Given information –
[BEGIN]

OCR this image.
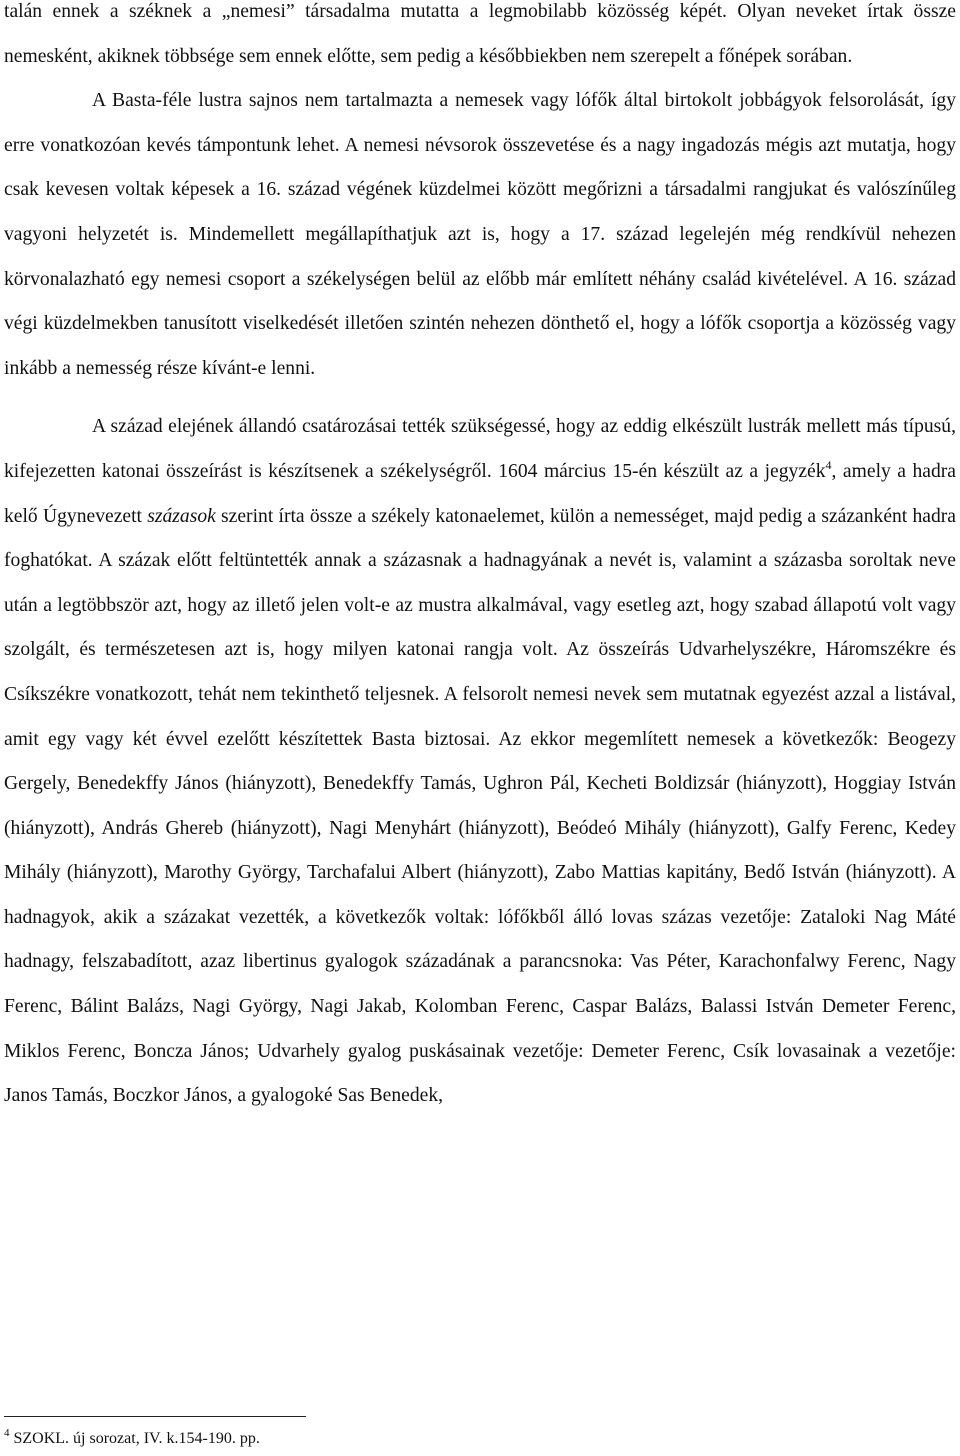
talán ennek a széknek a „nemesi” társadalma mutatta a legmobilabb közösség képét. Olyan neveket írtak össze nemesként, akiknek többsége sem ennek előtte, sem pedig a későbbiekben nem szerepelt a főnépek sorában.

A Basta-féle lustra sajnos nem tartalmazta a nemesek vagy lófők által birtokolt jobbágyok felsorolását, így erre vonatkozóan kevés támpontunk lehet. A nemesi névsorok összevetése és a nagy ingadozás mégis azt mutatja, hogy csak kevesen voltak képesek a 16. század végének küzdelmei között megőrizni a társadalmi rangjukat és valószínűleg vagyoni helyzetét is. Mindemellett megállapíthatjuk azt is, hogy a 17. század legelején még rendkívül nehezen körvonalazható egy nemesi csoport a székelységen belül az előbb már említett néhány család kivételével. A 16. század végi küzdelmekben tanusított viselkedését illetően szintén nehezen dönthető el, hogy a lófők csoportja a közösség vagy inkább a nemesség része kívánt-e lenni.

A század elejének állandó csatározásai tették szükségessé, hogy az eddig elkészült lustrák mellett más típusú, kifejezetten katonai összeírást is készítsenek a székelységről. 1604 március 15-én készült az a jegyzék$^4$, amely a hadra kelő Úgynevezett százasok szerint írta össze a székely katonaelemet, külön a nemességet, majd pedig a százanként hadra foghatókat. A százak előtt feltüntették annak a százasnak a hadnagyának a nevét is, valamint a százasba soroltak neve után a legtöbbször azt, hogy az illető jelen volt-e az mustra alkalmával, vagy esetleg azt, hogy szabad állapotú volt vagy szolgált, és természetesen azt is, hogy milyen katonai rangja volt. Az összeírás Udvarhelyszékre, Háromszékre és Csíkszékre vonatkozott, tehát nem tekinthető teljesnek. A felsorolt nemesi nevek sem mutatnak egyezést azzal a listával, amit egy vagy két évvel ezelőtt készítettek Basta biztosai. Az ekkor megemlített nemesek a következők: Beogezy Gergely, Benedekffy János (hiányzott), Benedekffy Tamás, Ughron Pál, Kecheti Boldizsár (hiányzott), Hoggiay István (hiányzott), András Ghereb (hiányzott), Nagi Menyhárt (hiányzott), Beódeó Mihály (hiányzott), Galfy Ferenc, Kedey Mihály (hiányzott), Marothy György, Tarchafalui Albert (hiányzott), Zabo Mattias kapitány, Bedő István (hiányzott). A hadnagyok, akik a százakat vezették, a következők voltak: lófőkből álló lovas százas vezetője: Zataloki Nag Máté hadnagy, felszabadított, azaz libertinus gyalogok századának a parancsnoka: Vas Péter, Karachonfalwy Ferenc, Nagy Ferenc, Bálint Balázs, Nagi György, Nagi Jakab, Kolomban Ferenc, Caspar Balázs, Balassi István Demeter Ferenc, Miklos Ferenc, Boncza János; Udvarhely gyalog puskásainak vezetője: Demeter Ferenc, Csík lovasainak a vezetője: Janos Tamás, Boczkor János, a gyalogoké Sas Benedek,

$^4$ SZOKL. új sorozat, IV. k.154-190. pp.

[END]

Your objective –
The records above need to be given again exactly. Omit the pictures.

Expected output –
OCR this image.
talán ennek a széknek a „nemesi” társadalma mutatta a legmobilabb közösség képét. Olyan neveket írtak össze nemesként, akiknek többsége sem ennek előtte, sem pedig a későbbiekben nem szerepelt a főnépek sorában.

A Basta-féle lustra sajnos nem tartalmazta a nemesek vagy lófők által birtokolt jobbágyok felsorolását, így erre vonatkozóan kevés támpontunk lehet. A nemesi névsorok összevetése és a nagy ingadozás mégis azt mutatja, hogy csak kevesen voltak képesek a 16. század végének küzdelmei között megőrizni a társadalmi rangjukat és valószínűleg vagyoni helyzetét is. Mindemellett megállapíthatjuk azt is, hogy a 17. század legelején még rendkívül nehezen körvonalazható egy nemesi csoport a székelységen belül az előbb már említett néhány család kivételével. A 16. század végi küzdelmekben tanusított viselkedését illetően szintén nehezen dönthető el, hogy a lófők csoportja a közösség vagy inkább a nemesség része kívánt-e lenni.

A század elejének állandó csatározásai tették szükségessé, hogy az eddig elkészült lustrák mellett más típusú, kifejezetten katonai összeírást is készítsenek a székelységről. 1604 március 15-én készült az a jegyzék$^4$, amely a hadra kelő Úgynevezett százasok szerint írta össze a székely katonaelemet, külön a nemességet, majd pedig a százanként hadra foghatókat. A százak előtt feltüntették annak a százasnak a hadnagyának a nevét is, valamint a százasba soroltak neve után a legtöbbször azt, hogy az illető jelen volt-e az mustra alkalmával, vagy esetleg azt, hogy szabad állapotú volt vagy szolgált, és természetesen azt is, hogy milyen katonai rangja volt. Az összeírás Udvarhelyszékre, Háromszékre és Csíkszékre vonatkozott, tehát nem tekinthető teljesnek. A felsorolt nemesi nevek sem mutatnak egyezést azzal a listával, amit egy vagy két évvel ezelőtt készítettek Basta biztosai. Az ekkor megemlített nemesek a következők: Beogezy Gergely, Benedekffy János (hiányzott), Benedekffy Tamás, Ughron Pál, Kecheti Boldizsár (hiányzott), Hoggiay István (hiányzott), András Ghereb (hiányzott), Nagi Menyhárt (hiányzott), Beódeó Mihály (hiányzott), Galfy Ferenc, Kedey Mihály (hiányzott), Marothy György, Tarchafalui Albert (hiányzott), Zabo Mattias kapitány, Bedő István (hiányzott). A hadnagyok, akik a százakat vezették, a következők voltak: lófőkből álló lovas százas vezetője: Zataloki Nag Máté hadnagy, felszabadított, azaz libertinus gyalogok századának a parancsnoka: Vas Péter, Karachonfalwy Ferenc, Nagy Ferenc, Bálint Balázs, Nagi György, Nagi Jakab, Kolomban Ferenc, Caspar Balázs, Balassi István Demeter Ferenc, Miklos Ferenc, Boncza János; Udvarhely gyalog puskásainak vezetője: Demeter Ferenc, Csík lovasainak a vezetője: Janos Tamás, Boczkor János, a gyalogoké Sas Benedek,

$^4$ SZOKL. új sorozat, IV. k.154-190. pp.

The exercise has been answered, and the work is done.